### Documento

--------------------------------------------------

Voltei para casa, encarei o chão, mas honestamente, não era tão ruim. Nem custei muito a cochilar. Pelas tantas, já passava da meia noite, ligou Luiz, tinha acabado seu jantar. Devia estar mortinho, coitado! Mas estava satisfeito com o clima de camaradagem e a empatia que rolou com os novos clientes. Beleza!

Fiquei naquela preguiça até o sono voltar outra vez e pensei: essa noite está bem melhor para o que me preparei!

Para que? Lei de Murphy total! Pelas duas ou três da matina, acordo com um tipo de apito! Hein? Que isso? É aqui dentro? É lá fora?

Se ouvia um apito, parava uns dois minutos e outra vez… apitava, parava uns dois minutos… outra vez! Taquiupariu, eu mereço!

--------------------------------------------------

(Registros armazenados)
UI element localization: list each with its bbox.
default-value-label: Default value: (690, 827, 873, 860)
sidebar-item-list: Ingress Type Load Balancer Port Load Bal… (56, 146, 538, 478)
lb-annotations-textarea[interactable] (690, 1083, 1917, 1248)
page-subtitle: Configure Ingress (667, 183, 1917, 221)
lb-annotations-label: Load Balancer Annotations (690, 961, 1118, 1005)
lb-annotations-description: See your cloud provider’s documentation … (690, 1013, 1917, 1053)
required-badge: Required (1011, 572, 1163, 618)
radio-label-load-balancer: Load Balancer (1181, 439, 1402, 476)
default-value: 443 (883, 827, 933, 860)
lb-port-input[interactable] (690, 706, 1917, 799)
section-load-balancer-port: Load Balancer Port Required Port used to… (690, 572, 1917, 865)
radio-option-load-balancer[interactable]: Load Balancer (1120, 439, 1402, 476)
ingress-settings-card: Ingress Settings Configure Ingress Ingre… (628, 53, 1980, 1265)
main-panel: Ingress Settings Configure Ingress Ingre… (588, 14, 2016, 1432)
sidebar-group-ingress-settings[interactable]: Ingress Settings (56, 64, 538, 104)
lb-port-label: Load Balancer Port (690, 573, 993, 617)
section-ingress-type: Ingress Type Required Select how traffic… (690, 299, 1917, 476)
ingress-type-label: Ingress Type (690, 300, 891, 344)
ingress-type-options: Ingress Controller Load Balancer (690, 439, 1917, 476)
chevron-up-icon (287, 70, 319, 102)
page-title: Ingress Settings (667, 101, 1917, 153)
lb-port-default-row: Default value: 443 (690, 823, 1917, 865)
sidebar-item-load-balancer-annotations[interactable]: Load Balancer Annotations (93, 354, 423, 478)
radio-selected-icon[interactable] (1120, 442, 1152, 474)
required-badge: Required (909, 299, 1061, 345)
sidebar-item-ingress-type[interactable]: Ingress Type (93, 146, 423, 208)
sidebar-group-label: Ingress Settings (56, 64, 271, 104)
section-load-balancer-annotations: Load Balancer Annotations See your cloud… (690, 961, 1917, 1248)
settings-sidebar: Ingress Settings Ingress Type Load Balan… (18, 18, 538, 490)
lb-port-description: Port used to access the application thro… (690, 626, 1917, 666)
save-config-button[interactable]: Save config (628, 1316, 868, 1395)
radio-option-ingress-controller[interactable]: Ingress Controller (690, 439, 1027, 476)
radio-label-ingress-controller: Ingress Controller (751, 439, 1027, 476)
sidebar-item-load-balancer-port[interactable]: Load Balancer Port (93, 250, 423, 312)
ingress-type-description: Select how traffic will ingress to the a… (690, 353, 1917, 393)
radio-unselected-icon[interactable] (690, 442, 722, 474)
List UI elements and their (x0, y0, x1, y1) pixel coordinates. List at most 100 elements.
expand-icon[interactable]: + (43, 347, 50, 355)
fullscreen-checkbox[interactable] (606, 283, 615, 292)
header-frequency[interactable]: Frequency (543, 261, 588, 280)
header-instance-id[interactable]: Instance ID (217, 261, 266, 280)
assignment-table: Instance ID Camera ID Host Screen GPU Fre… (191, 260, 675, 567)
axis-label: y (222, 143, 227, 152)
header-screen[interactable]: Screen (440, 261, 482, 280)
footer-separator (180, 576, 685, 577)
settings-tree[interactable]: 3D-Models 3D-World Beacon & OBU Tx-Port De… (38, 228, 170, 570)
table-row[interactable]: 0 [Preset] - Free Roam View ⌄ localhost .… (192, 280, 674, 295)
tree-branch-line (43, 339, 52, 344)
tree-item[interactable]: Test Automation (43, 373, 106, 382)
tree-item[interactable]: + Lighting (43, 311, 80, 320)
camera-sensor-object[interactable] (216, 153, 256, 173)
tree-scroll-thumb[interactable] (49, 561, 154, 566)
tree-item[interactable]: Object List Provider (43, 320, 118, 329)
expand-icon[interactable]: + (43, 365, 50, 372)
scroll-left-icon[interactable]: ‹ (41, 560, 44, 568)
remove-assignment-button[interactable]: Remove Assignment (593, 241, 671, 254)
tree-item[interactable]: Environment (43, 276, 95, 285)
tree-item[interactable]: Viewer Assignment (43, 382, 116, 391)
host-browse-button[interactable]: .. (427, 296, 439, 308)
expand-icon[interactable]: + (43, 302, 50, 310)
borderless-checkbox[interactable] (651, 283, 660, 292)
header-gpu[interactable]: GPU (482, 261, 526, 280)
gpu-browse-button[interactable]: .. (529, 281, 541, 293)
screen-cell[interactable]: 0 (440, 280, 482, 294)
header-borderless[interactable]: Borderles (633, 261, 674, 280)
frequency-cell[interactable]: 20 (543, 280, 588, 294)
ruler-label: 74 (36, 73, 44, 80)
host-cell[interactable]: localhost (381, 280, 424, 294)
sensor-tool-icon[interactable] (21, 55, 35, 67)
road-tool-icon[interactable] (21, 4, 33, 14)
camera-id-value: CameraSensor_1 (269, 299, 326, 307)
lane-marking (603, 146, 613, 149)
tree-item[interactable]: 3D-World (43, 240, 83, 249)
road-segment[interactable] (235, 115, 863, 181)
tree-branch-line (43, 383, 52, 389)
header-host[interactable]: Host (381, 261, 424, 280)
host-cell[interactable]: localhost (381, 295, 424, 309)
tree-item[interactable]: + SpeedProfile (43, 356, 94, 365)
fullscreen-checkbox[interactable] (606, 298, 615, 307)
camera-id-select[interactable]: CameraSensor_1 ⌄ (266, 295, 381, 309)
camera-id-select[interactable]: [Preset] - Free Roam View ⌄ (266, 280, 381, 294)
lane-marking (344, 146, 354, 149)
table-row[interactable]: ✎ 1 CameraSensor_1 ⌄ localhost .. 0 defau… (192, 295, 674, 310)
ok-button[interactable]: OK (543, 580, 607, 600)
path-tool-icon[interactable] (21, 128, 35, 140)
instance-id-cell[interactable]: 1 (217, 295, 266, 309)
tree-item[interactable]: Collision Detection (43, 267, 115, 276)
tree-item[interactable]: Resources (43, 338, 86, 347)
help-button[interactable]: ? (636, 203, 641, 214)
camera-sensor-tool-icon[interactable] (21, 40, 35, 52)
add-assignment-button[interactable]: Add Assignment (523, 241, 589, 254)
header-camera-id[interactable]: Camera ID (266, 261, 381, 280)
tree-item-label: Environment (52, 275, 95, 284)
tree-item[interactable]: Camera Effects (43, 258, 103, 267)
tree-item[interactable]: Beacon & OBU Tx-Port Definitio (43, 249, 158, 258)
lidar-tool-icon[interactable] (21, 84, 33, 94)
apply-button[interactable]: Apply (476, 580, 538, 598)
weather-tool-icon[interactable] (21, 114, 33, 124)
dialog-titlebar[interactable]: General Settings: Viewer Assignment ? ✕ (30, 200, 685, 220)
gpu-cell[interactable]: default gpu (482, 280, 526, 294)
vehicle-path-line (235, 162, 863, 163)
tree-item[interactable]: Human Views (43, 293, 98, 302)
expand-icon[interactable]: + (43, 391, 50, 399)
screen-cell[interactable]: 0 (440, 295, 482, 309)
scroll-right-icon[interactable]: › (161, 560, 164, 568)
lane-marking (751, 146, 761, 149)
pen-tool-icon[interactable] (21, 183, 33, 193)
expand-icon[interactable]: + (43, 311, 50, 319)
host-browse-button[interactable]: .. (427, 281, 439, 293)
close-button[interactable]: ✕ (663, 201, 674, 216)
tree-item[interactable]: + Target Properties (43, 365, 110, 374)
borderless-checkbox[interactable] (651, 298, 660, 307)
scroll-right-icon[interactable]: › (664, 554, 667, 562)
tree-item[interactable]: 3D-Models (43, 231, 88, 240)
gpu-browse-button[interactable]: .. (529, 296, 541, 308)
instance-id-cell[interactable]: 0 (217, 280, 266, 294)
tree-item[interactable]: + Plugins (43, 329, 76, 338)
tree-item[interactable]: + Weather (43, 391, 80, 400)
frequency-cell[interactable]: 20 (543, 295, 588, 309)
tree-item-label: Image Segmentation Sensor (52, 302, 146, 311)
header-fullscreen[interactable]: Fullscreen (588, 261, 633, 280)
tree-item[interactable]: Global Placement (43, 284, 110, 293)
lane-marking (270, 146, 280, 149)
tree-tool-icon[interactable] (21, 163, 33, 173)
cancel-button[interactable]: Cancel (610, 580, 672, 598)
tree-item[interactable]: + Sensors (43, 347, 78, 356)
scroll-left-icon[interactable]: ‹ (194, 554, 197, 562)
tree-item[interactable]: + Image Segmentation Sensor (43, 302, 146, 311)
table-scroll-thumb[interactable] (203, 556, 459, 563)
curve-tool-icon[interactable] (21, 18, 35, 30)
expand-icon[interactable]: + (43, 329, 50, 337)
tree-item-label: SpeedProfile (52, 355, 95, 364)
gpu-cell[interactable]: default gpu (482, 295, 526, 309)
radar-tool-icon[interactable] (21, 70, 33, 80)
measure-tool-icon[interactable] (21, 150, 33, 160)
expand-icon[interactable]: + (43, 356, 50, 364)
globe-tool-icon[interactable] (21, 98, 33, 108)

--------------------------------------------------

### Instruções da tarefa
Dê continuidade ao relato sobre a noite interrompida pelo apito, começando logo após a última frase do relato.

### Resposta do exercício
Levantei e saí pela casa procurando, comecei pela cozinha e não achava nada. Quando passo pelo corredor, a porcaria apita sobre minha cabeça! Era o alarme de incêndio, um tipo de detector de fumaça que havia enlouquecido! Não soava tão alto nem continuamente, parecia estar com a bateria fraca, sei lá! Só sei que era torturante e ficou impossível dormir.

Por que não tentei desarmá-lo? Porque o infeliz ficava sobre um pé direito altíssimo e lembra que não tinha nenhum móvel em casa? Pois é… Depois de pensar um pouco até lembrei que poderia usar um pedaço de um cabideiro solto no armário embutido. A questão é que não tinha certeza que se apertasse um tal botão vermelho aquela porcaria se desarmaria ou desataria a apitar mais forte. Daí não só eu não dormiria, como sacanearia toda a vizinhança! Ou seja, bela maneira de fazer amizades no novo edifício, né?

Optei por entubar e escutei aquela bosta a noite inteira. Liguei o ipad com música no meu ouvido. Amenizava o ruído, mas também não me deixava dormir.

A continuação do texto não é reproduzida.